- _Work to do_
Repeat verbatim the lines of the data below, beginning with the line containing "What data populates" and continuing to the end.

▬▬▬▬▬▬

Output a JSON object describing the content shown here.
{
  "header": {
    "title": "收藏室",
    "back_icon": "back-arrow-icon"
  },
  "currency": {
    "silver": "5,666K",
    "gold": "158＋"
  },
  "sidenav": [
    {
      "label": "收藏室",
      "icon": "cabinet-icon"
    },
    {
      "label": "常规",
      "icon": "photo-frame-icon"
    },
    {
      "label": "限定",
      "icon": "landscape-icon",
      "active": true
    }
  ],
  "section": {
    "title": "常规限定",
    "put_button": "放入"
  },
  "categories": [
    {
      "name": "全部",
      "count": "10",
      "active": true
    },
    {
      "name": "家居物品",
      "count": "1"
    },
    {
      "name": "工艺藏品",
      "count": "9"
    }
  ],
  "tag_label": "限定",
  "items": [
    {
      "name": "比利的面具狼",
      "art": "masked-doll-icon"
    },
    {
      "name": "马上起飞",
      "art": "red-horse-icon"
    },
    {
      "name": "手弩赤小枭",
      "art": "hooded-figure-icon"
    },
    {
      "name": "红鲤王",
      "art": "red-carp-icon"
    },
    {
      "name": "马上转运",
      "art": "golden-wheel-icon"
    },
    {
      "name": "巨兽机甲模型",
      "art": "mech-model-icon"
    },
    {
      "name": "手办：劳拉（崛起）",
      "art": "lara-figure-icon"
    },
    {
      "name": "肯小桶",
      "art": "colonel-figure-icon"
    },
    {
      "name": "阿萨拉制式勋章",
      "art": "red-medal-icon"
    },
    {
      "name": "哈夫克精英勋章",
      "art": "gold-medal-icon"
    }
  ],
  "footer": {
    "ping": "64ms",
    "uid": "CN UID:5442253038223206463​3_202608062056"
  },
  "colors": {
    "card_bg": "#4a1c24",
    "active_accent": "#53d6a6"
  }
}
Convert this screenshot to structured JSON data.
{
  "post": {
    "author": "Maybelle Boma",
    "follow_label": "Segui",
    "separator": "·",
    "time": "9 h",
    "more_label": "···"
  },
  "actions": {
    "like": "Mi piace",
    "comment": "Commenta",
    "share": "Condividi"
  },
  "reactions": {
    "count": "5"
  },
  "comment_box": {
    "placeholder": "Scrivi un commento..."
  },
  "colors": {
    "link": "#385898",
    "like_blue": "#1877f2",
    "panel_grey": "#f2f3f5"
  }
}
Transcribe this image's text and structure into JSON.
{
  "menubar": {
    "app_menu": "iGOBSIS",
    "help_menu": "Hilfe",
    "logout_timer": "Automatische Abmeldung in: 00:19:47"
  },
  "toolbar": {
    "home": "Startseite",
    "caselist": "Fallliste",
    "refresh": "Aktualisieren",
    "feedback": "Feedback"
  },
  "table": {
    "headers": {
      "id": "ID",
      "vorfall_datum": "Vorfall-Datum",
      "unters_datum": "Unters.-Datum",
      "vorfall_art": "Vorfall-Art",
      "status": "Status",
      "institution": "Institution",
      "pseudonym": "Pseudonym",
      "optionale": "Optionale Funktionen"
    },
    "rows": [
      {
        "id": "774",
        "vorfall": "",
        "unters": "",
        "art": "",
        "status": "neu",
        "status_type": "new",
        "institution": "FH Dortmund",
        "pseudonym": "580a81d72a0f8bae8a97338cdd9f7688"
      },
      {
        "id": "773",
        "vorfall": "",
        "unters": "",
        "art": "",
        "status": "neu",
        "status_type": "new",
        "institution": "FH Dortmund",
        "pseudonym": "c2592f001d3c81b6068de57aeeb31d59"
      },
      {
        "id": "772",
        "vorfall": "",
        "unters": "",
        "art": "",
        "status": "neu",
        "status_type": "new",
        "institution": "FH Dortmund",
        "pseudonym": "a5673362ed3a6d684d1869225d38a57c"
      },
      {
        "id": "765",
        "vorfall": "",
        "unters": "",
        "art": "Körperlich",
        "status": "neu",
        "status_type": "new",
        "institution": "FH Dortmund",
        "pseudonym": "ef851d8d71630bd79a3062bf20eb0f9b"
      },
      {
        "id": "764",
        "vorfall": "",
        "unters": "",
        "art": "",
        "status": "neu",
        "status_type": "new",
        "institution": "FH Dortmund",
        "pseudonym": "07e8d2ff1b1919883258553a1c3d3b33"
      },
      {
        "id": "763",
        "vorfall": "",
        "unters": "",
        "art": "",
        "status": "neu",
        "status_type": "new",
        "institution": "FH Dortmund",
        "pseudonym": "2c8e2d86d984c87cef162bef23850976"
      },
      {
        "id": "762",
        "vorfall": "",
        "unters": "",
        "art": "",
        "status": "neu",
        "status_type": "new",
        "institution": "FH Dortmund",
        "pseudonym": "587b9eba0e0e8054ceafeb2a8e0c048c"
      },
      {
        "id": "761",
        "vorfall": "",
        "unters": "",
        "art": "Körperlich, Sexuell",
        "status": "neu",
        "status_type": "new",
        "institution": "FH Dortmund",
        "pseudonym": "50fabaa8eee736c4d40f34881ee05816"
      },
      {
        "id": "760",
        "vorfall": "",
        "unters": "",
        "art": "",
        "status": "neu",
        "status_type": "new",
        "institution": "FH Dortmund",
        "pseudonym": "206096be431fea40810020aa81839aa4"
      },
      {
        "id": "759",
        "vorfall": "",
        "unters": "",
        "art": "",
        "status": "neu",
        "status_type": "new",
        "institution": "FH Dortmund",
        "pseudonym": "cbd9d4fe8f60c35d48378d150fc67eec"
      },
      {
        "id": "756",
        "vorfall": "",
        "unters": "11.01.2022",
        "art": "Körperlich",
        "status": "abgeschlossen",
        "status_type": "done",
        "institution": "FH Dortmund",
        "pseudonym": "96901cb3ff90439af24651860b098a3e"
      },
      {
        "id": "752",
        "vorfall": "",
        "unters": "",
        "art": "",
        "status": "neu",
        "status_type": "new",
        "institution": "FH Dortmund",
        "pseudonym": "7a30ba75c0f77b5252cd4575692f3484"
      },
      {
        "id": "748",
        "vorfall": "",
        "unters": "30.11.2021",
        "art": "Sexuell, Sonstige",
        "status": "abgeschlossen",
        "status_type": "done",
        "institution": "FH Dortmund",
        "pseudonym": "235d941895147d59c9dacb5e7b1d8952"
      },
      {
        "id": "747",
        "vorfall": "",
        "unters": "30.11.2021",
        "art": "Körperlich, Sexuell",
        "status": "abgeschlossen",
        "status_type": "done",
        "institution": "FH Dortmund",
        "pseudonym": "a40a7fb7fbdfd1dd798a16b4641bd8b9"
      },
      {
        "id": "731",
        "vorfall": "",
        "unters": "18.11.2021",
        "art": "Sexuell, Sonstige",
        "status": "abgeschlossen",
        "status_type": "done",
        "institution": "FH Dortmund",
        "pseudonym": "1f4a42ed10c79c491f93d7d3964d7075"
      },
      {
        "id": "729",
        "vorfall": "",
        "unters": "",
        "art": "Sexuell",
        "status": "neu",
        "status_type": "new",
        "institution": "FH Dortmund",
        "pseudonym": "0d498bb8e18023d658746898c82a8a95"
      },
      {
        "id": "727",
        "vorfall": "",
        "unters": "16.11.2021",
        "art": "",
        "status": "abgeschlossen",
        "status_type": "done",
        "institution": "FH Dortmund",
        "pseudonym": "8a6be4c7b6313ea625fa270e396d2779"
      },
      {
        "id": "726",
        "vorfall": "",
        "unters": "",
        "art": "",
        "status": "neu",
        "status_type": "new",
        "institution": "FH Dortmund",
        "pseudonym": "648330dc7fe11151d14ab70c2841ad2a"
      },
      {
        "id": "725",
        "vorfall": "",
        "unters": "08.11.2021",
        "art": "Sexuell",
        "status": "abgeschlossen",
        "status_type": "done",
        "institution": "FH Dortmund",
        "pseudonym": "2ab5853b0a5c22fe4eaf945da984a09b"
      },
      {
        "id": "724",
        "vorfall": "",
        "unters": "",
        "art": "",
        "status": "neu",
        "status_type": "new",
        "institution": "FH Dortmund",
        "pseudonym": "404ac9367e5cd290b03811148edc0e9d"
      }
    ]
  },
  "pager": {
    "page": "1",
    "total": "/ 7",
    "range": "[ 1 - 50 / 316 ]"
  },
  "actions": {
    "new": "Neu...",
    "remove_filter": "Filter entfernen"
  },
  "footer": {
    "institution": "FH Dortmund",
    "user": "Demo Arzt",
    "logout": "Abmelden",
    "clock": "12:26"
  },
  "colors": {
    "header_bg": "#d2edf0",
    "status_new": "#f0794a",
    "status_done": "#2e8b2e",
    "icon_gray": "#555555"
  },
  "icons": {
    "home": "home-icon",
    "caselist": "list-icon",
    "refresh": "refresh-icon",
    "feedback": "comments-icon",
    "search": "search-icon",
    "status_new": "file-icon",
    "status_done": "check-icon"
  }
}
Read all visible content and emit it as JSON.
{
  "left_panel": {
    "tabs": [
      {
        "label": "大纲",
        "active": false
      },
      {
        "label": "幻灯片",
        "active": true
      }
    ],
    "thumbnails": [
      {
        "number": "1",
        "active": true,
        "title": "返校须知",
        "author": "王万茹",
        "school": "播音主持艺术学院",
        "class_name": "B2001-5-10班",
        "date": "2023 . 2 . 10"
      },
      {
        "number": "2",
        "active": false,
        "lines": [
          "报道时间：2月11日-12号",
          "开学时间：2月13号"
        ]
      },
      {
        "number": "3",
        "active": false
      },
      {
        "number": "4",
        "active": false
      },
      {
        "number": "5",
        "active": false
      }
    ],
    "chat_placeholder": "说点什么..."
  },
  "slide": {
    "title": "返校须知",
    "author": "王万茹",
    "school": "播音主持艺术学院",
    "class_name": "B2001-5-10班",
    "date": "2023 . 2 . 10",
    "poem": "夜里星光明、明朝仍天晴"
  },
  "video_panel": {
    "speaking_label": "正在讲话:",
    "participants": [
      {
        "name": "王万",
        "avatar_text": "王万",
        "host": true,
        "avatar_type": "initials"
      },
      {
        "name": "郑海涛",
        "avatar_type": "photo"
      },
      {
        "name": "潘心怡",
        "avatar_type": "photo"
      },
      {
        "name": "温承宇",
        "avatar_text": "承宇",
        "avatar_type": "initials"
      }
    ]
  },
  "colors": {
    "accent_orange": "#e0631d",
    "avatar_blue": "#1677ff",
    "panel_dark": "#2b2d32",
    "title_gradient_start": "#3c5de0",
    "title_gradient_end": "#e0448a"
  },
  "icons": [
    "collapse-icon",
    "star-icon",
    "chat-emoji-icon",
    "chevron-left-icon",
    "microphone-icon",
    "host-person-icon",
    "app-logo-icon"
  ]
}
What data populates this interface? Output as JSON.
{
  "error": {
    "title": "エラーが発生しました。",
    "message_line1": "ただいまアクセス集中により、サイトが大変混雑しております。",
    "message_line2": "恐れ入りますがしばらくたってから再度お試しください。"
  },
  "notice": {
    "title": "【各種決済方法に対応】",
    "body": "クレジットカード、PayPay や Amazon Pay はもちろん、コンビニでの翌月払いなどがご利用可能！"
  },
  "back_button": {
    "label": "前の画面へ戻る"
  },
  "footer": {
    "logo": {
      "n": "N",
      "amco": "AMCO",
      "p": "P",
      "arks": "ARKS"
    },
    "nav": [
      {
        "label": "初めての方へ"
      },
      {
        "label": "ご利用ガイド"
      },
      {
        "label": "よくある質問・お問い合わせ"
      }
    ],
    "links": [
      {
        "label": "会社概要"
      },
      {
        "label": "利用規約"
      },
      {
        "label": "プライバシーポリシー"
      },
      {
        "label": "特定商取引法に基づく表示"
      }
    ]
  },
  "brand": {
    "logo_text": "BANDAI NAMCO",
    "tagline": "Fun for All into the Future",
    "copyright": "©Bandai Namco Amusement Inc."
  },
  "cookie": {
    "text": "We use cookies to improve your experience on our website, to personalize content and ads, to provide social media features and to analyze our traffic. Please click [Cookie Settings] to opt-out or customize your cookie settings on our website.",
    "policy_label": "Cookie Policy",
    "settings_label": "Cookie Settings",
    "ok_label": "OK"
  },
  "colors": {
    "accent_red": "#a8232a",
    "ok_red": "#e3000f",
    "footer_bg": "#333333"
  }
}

▬▬▬▬▬▬

- _Result for this exercise_
What data populates this interface? Output as JSON.
{
  "error": {
    "title": "エラーが発生しました。",
    "message_line1": "ただいまアクセス集中により、サイトが大変混雑しております。",
    "message_line2": "恐れ入りますがしばらくたってから再度お試しください。"
  },
  "notice": {
    "title": "【各種決済方法に対応】",
    "body": "クレジットカード、PayPay や Amazon Pay はもちろん、コンビニでの翌月払いなどがご利用可能！"
  },
  "back_button": {
    "label": "前の画面へ戻る"
  },
  "footer": {
    "logo": {
      "n": "N",
      "amco": "AMCO",
      "p": "P",
      "arks": "ARKS"
    },
    "nav": [
      {
        "label": "初めての方へ"
      },
      {
        "label": "ご利用ガイド"
      },
      {
        "label": "よくある質問・お問い合わせ"
      }
    ],
    "links": [
      {
        "label": "会社概要"
      },
      {
        "label": "利用規約"
      },
      {
        "label": "プライバシーポリシー"
      },
      {
        "label": "特定商取引法に基づく表示"
      }
    ]
  },
  "brand": {
    "logo_text": "BANDAI NAMCO",
    "tagline": "Fun for All into the Future",
    "copyright": "©Bandai Namco Amusement Inc."
  },
  "cookie": {
    "text": "We use cookies to improve your experience on our website, to personalize content and ads, to provide social media features and to analyze our traffic. Please click [Cookie Settings] to opt-out or customize your cookie settings on our website.",
    "policy_label": "Cookie Policy",
    "settings_label": "Cookie Settings",
    "ok_label": "OK"
  },
  "colors": {
    "accent_red": "#a8232a",
    "ok_red": "#e3000f",
    "footer_bg": "#333333"
  }
}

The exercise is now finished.